(Stored data entries)
◆ ◆ ◆ ◆ ◆ ◆ ◆

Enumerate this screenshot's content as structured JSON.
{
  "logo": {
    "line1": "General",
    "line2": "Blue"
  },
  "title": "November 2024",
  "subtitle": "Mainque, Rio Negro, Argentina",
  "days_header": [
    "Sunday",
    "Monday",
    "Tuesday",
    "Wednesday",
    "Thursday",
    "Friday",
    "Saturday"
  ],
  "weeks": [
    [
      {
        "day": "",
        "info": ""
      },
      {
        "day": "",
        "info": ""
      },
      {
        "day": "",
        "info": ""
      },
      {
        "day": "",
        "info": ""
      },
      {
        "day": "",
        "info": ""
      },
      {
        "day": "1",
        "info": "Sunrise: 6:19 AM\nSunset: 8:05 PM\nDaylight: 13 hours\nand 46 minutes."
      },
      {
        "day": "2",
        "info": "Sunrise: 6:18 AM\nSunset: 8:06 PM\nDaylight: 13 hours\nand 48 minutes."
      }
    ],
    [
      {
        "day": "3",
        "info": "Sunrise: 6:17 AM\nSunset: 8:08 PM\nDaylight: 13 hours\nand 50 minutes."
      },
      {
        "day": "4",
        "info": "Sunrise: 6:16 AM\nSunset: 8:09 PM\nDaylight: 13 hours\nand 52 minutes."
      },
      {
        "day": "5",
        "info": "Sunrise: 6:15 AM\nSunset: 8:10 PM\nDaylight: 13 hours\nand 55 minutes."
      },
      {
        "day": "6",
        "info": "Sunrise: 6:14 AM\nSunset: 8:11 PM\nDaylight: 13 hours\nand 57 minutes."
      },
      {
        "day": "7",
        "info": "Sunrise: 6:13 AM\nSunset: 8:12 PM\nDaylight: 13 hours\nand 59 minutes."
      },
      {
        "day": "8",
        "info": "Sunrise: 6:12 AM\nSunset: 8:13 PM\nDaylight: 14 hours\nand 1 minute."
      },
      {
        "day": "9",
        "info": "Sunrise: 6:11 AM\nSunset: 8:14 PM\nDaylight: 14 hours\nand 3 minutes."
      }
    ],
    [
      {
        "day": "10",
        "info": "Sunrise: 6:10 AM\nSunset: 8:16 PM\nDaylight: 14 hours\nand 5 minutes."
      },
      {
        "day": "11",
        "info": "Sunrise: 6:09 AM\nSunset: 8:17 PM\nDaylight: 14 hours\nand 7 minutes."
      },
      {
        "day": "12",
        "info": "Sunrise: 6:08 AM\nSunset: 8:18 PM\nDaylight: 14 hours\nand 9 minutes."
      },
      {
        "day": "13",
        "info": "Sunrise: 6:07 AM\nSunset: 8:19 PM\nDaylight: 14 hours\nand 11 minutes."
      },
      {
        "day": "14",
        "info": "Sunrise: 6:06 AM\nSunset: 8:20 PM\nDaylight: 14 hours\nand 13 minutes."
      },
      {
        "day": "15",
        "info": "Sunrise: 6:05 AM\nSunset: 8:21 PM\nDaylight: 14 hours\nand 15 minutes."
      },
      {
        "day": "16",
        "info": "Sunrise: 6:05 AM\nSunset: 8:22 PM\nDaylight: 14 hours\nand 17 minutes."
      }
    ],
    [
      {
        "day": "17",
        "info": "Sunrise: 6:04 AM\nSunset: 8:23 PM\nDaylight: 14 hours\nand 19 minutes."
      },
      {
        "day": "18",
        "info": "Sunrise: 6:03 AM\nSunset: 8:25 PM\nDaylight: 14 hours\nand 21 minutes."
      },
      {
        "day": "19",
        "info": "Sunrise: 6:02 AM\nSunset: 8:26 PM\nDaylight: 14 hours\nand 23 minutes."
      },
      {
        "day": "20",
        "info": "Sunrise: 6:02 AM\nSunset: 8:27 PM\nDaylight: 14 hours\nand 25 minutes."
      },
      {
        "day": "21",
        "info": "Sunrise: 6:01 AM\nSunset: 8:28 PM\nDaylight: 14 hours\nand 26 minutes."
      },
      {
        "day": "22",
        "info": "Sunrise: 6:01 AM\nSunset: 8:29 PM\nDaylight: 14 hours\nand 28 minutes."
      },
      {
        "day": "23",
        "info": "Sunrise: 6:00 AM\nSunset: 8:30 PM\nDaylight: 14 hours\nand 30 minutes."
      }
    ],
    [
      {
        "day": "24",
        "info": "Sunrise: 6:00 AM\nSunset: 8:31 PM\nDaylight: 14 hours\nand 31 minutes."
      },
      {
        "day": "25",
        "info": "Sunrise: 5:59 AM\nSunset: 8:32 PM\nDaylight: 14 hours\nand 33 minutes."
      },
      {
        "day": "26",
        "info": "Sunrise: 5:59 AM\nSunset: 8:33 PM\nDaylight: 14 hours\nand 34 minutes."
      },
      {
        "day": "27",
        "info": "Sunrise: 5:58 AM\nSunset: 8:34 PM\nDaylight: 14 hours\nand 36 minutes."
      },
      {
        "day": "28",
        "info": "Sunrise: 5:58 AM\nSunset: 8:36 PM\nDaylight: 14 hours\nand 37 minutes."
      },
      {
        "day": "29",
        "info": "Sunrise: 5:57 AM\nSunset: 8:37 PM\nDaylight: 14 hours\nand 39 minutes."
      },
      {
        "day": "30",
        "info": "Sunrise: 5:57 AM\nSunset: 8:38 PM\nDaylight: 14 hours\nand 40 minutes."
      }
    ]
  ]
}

◆ ◆ ◆ ◆ ◆ ◆ ◆

* _What you will do_:
Write out the records above again, keeping each one identical to the original.

* _The response_:
Enumerate this screenshot's content as structured JSON.
{
  "logo": {
    "line1": "General",
    "line2": "Blue"
  },
  "title": "November 2024",
  "subtitle": "Mainque, Rio Negro, Argentina",
  "days_header": [
    "Sunday",
    "Monday",
    "Tuesday",
    "Wednesday",
    "Thursday",
    "Friday",
    "Saturday"
  ],
  "weeks": [
    [
      {
        "day": "",
        "info": ""
      },
      {
        "day": "",
        "info": ""
      },
      {
        "day": "",
        "info": ""
      },
      {
        "day": "",
        "info": ""
      },
      {
        "day": "",
        "info": ""
      },
      {
        "day": "1",
        "info": "Sunrise: 6:19 AM\nSunset: 8:05 PM\nDaylight: 13 hours\nand 46 minutes."
      },
      {
        "day": "2",
        "info": "Sunrise: 6:18 AM\nSunset: 8:06 PM\nDaylight: 13 hours\nand 48 minutes."
      }
    ],
    [
      {
        "day": "3",
        "info": "Sunrise: 6:17 AM\nSunset: 8:08 PM\nDaylight: 13 hours\nand 50 minutes."
      },
      {
        "day": "4",
        "info": "Sunrise: 6:16 AM\nSunset: 8:09 PM\nDaylight: 13 hours\nand 52 minutes."
      },
      {
        "day": "5",
        "info": "Sunrise: 6:15 AM\nSunset: 8:10 PM\nDaylight: 13 hours\nand 55 minutes."
      },
      {
        "day": "6",
        "info": "Sunrise: 6:14 AM\nSunset: 8:11 PM\nDaylight: 13 hours\nand 57 minutes."
      },
      {
        "day": "7",
        "info": "Sunrise: 6:13 AM\nSunset: 8:12 PM\nDaylight: 13 hours\nand 59 minutes."
      },
      {
        "day": "8",
        "info": "Sunrise: 6:12 AM\nSunset: 8:13 PM\nDaylight: 14 hours\nand 1 minute."
      },
      {
        "day": "9",
        "info": "Sunrise: 6:11 AM\nSunset: 8:14 PM\nDaylight: 14 hours\nand 3 minutes."
      }
    ],
    [
      {
        "day": "10",
        "info": "Sunrise: 6:10 AM\nSunset: 8:16 PM\nDaylight: 14 hours\nand 5 minutes."
      },
      {
        "day": "11",
        "info": "Sunrise: 6:09 AM\nSunset: 8:17 PM\nDaylight: 14 hours\nand 7 minutes."
      },
      {
        "day": "12",
        "info": "Sunrise: 6:08 AM\nSunset: 8:18 PM\nDaylight: 14 hours\nand 9 minutes."
      },
      {
        "day": "13",
        "info": "Sunrise: 6:07 AM\nSunset: 8:19 PM\nDaylight: 14 hours\nand 11 minutes."
      },
      {
        "day": "14",
        "info": "Sunrise: 6:06 AM\nSunset: 8:20 PM\nDaylight: 14 hours\nand 13 minutes."
      },
      {
        "day": "15",
        "info": "Sunrise: 6:05 AM\nSunset: 8:21 PM\nDaylight: 14 hours\nand 15 minutes."
      },
      {
        "day": "16",
        "info": "Sunrise: 6:05 AM\nSunset: 8:22 PM\nDaylight: 14 hours\nand 17 minutes."
      }
    ],
    [
      {
        "day": "17",
        "info": "Sunrise: 6:04 AM\nSunset: 8:23 PM\nDaylight: 14 hours\nand 19 minutes."
      },
      {
        "day": "18",
        "info": "Sunrise: 6:03 AM\nSunset: 8:25 PM\nDaylight: 14 hours\nand 21 minutes."
      },
      {
        "day": "19",
        "info": "Sunrise: 6:02 AM\nSunset: 8:26 PM\nDaylight: 14 hours\nand 23 minutes."
      },
      {
        "day": "20",
        "info": "Sunrise: 6:02 AM\nSunset: 8:27 PM\nDaylight: 14 hours\nand 25 minutes."
      },
      {
        "day": "21",
        "info": "Sunrise: 6:01 AM\nSunset: 8:28 PM\nDaylight: 14 hours\nand 26 minutes."
      },
      {
        "day": "22",
        "info": "Sunrise: 6:01 AM\nSunset: 8:29 PM\nDaylight: 14 hours\nand 28 minutes."
      },
      {
        "day": "23",
        "info": "Sunrise: 6:00 AM\nSunset: 8:30 PM\nDaylight: 14 hours\nand 30 minutes."
      }
    ],
    [
      {
        "day": "24",
        "info": "Sunrise: 6:00 AM\nSunset: 8:31 PM\nDaylight: 14 hours\nand 31 minutes."
      },
      {
        "day": "25",
        "info": "Sunrise: 5:59 AM\nSunset: 8:32 PM\nDaylight: 14 hours\nand 33 minutes."
      },
      {
        "day": "26",
        "info": "Sunrise: 5:59 AM\nSunset: 8:33 PM\nDaylight: 14 hours\nand 34 minutes."
      },
      {
        "day": "27",
        "info": "Sunrise: 5:58 AM\nSunset: 8:34 PM\nDaylight: 14 hours\nand 36 minutes."
      },
      {
        "day": "28",
        "info": "Sunrise: 5:58 AM\nSunset: 8:36 PM\nDaylight: 14 hours\nand 37 minutes."
      },
      {
        "day": "29",
        "info": "Sunrise: 5:57 AM\nSunset: 8:37 PM\nDaylight: 14 hours\nand 39 minutes."
      },
      {
        "day": "30",
        "info": "Sunrise: 5:57 AM\nSunset: 8:38 PM\nDaylight: 14 hours\nand 40 minutes."
      }
    ]
  ]
}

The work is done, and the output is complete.